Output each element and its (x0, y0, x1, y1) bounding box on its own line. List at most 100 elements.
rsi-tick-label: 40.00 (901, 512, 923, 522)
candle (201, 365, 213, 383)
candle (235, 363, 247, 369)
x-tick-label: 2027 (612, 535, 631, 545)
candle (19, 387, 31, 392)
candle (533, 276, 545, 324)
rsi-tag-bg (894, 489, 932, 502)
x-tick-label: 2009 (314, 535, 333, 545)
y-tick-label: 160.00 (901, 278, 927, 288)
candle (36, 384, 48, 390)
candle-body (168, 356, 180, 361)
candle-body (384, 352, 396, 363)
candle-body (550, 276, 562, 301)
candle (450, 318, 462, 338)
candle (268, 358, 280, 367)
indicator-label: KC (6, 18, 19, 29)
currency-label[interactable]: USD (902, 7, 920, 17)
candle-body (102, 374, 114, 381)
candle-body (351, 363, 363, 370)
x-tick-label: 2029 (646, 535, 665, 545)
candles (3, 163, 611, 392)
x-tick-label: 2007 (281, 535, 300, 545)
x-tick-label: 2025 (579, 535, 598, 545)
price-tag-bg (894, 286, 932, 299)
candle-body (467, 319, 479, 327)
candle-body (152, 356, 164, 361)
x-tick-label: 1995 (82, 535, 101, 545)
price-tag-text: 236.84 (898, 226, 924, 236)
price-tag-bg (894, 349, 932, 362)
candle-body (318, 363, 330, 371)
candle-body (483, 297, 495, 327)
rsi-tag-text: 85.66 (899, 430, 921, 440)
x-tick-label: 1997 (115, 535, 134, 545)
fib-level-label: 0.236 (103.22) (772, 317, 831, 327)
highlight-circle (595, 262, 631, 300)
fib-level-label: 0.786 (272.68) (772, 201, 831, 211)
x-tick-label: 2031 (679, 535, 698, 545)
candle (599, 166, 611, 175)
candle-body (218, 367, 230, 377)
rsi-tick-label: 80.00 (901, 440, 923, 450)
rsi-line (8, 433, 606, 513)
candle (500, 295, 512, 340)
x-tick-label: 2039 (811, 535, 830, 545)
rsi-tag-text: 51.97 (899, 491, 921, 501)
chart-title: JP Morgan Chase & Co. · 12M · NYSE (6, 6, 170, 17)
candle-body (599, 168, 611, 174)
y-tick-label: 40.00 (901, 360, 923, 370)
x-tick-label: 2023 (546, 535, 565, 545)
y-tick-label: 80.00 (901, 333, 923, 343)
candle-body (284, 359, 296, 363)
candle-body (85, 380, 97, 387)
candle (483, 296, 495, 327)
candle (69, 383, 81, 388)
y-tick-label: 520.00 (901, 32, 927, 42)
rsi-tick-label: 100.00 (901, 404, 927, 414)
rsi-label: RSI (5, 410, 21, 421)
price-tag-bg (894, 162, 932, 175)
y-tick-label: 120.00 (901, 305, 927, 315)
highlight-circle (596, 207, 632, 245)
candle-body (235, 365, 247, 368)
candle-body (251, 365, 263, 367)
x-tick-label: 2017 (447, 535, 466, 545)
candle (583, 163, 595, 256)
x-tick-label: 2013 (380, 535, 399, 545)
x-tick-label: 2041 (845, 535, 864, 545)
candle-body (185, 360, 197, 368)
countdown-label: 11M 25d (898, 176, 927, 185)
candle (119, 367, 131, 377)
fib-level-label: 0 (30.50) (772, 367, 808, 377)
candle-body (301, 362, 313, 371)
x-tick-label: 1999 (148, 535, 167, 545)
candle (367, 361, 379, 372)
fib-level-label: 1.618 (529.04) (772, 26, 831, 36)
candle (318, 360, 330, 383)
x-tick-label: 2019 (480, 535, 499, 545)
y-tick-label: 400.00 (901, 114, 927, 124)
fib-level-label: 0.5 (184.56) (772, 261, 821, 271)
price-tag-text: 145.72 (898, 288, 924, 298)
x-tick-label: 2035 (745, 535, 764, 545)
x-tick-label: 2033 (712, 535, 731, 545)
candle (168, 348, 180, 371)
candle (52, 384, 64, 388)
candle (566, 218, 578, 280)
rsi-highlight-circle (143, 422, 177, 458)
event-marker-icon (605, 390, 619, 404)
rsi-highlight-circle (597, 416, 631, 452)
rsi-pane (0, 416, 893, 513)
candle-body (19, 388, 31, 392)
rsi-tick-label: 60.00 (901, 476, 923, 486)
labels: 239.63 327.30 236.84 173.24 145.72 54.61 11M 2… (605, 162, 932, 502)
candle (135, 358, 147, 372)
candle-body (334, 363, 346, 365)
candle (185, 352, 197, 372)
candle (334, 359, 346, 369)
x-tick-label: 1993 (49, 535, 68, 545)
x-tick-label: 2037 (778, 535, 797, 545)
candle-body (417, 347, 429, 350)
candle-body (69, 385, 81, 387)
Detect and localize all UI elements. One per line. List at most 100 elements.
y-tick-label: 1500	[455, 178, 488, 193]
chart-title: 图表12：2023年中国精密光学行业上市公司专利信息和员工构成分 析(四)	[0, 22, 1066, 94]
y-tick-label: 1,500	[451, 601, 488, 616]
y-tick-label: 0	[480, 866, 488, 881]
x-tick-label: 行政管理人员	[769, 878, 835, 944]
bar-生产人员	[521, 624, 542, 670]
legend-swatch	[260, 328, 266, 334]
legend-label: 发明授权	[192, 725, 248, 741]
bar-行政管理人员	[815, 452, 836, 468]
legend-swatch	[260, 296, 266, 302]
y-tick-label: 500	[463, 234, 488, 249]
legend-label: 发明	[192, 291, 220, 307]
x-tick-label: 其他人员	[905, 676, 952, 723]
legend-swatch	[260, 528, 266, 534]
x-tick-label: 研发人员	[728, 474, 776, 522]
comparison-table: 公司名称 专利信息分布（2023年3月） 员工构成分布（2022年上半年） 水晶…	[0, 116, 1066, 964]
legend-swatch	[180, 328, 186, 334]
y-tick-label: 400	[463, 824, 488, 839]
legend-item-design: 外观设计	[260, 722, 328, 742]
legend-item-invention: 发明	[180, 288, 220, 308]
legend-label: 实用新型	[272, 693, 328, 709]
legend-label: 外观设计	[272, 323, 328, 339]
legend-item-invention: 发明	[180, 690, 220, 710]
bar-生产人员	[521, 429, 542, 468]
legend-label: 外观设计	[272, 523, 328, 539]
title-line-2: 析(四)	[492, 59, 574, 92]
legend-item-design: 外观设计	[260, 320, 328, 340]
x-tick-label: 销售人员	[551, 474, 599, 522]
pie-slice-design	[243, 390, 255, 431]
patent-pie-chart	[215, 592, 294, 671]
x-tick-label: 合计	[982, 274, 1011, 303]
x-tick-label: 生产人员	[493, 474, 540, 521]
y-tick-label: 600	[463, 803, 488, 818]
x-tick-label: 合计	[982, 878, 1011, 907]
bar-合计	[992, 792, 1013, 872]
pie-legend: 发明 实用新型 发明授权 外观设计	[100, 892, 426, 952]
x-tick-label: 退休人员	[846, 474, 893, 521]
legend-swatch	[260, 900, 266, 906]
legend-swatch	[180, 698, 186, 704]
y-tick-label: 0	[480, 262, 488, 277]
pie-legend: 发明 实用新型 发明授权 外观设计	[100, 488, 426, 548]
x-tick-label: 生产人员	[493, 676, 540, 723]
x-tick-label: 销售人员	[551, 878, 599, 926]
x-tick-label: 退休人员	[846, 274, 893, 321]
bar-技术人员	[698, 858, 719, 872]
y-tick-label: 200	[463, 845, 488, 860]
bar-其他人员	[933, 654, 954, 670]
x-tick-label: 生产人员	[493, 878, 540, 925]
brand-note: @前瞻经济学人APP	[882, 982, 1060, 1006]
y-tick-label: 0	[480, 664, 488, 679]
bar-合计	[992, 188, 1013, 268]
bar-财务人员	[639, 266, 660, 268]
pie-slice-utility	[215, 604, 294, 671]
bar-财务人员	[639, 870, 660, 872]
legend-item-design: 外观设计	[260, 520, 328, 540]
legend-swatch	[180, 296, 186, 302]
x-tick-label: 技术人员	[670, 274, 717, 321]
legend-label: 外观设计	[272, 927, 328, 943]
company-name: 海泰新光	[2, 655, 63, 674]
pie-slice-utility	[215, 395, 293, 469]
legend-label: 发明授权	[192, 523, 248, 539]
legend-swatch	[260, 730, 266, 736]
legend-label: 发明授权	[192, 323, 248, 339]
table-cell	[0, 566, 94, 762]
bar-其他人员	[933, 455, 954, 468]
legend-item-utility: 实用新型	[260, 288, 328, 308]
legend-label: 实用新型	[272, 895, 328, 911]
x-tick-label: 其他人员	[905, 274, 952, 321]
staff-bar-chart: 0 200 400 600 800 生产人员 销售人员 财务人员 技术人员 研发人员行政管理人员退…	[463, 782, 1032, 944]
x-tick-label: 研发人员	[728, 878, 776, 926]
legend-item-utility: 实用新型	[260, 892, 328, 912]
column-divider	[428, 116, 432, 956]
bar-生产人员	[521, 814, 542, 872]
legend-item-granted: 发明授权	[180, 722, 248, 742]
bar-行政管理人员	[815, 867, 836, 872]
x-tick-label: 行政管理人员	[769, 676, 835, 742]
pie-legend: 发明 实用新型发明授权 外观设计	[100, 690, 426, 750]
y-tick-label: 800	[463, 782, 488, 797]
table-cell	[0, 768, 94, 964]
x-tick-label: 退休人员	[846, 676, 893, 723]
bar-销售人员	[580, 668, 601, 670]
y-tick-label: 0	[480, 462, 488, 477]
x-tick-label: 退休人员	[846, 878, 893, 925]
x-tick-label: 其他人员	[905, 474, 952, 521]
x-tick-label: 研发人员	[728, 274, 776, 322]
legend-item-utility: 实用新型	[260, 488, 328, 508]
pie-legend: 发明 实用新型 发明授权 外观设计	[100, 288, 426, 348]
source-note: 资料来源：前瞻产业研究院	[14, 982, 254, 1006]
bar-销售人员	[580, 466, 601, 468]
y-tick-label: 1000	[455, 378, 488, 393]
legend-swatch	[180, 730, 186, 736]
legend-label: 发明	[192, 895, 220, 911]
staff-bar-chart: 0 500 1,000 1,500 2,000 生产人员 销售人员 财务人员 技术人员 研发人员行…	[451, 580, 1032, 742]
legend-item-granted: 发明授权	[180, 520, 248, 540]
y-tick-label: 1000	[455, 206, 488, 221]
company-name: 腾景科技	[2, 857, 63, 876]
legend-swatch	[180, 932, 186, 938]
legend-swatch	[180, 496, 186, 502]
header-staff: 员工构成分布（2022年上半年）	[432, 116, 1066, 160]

= = = = = = =

Rename "x-tick-label" to "x-axis-label" in the listing lines from the first line through the line containing "x-tick-label: 1995 (82, 535, 101, 545)", inclusive, and return only those lines with nothing else changed.

Output each element and its (x0, y0, x1, y1) bounding box on its own line. List at most 100 elements.
rsi-tick-label: 40.00 (901, 512, 923, 522)
candle (201, 365, 213, 383)
candle (235, 363, 247, 369)
x-axis-label: 2027 (612, 535, 631, 545)
candle (19, 387, 31, 392)
candle (533, 276, 545, 324)
rsi-tag-bg (894, 489, 932, 502)
x-axis-label: 2009 (314, 535, 333, 545)
y-tick-label: 160.00 (901, 278, 927, 288)
candle (36, 384, 48, 390)
candle-body (168, 356, 180, 361)
candle-body (384, 352, 396, 363)
candle-body (550, 276, 562, 301)
candle (450, 318, 462, 338)
candle (268, 358, 280, 367)
indicator-label: KC (6, 18, 19, 29)
currency-label[interactable]: USD (902, 7, 920, 17)
candle-body (102, 374, 114, 381)
candle-body (351, 363, 363, 370)
x-axis-label: 2029 (646, 535, 665, 545)
candles (3, 163, 611, 392)
x-axis-label: 2007 (281, 535, 300, 545)
x-axis-label: 2025 (579, 535, 598, 545)
price-tag-bg (894, 286, 932, 299)
candle-body (467, 319, 479, 327)
candle-body (152, 356, 164, 361)
x-axis-label: 1995 (82, 535, 101, 545)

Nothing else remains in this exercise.